- **Job**
Output the entries word for word. Omit images.

** START **

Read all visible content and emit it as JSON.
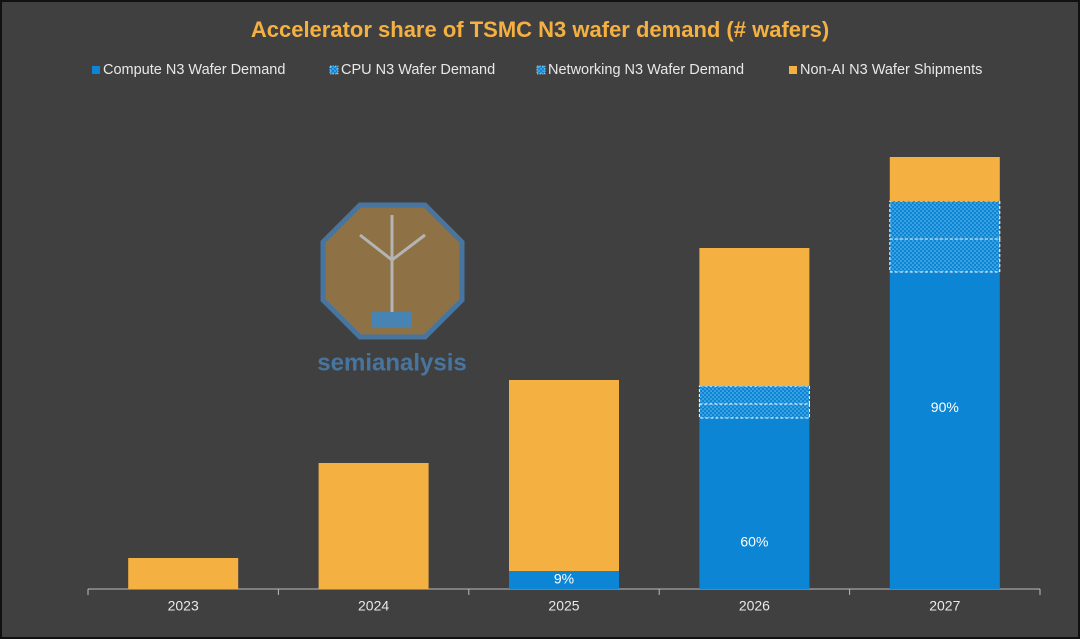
{
  "chart_data": {
    "type": "stacked_bar",
    "title": "Accelerator share of TSMC N3 wafer demand (# wafers)",
    "categories": [
      "2023",
      "2024",
      "2025",
      "2026",
      "2027"
    ],
    "series": [
      {
        "name": "Compute N3 Wafer Demand",
        "color": "#0c86d4",
        "fill_style": "solid",
        "values": [
          0,
          0,
          18,
          171,
          317
        ]
      },
      {
        "name": "CPU N3 Wafer Demand",
        "color": "#0c86d4",
        "fill_style": "hatched",
        "values": [
          0,
          0,
          0,
          14,
          33
        ]
      },
      {
        "name": "Networking N3 Wafer Demand",
        "color": "#0c86d4",
        "fill_style": "hatched",
        "values": [
          0,
          0,
          0,
          18,
          38
        ]
      },
      {
        "name": "Non-AI N3 Wafer Shipments",
        "color": "#f5b042",
        "fill_style": "solid",
        "values": [
          31,
          126,
          191,
          138,
          44
        ]
      }
    ],
    "share_labels": [
      null,
      null,
      "9%",
      "60%",
      "90%"
    ],
    "watermark": "semianalysis"
  }
}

** END **

- **Problem solution**
Read all visible content and emit it as JSON.
{
  "chart_data": {
    "type": "stacked_bar",
    "title": "Accelerator share of TSMC N3 wafer demand (# wafers)",
    "categories": [
      "2023",
      "2024",
      "2025",
      "2026",
      "2027"
    ],
    "series": [
      {
        "name": "Compute N3 Wafer Demand",
        "color": "#0c86d4",
        "fill_style": "solid",
        "values": [
          0,
          0,
          18,
          171,
          317
        ]
      },
      {
        "name": "CPU N3 Wafer Demand",
        "color": "#0c86d4",
        "fill_style": "hatched",
        "values": [
          0,
          0,
          0,
          14,
          33
        ]
      },
      {
        "name": "Networking N3 Wafer Demand",
        "color": "#0c86d4",
        "fill_style": "hatched",
        "values": [
          0,
          0,
          0,
          18,
          38
        ]
      },
      {
        "name": "Non-AI N3 Wafer Shipments",
        "color": "#f5b042",
        "fill_style": "solid",
        "values": [
          31,
          126,
          191,
          138,
          44
        ]
      }
    ],
    "share_labels": [
      null,
      null,
      "9%",
      "60%",
      "90%"
    ],
    "watermark": "semianalysis"
  }
}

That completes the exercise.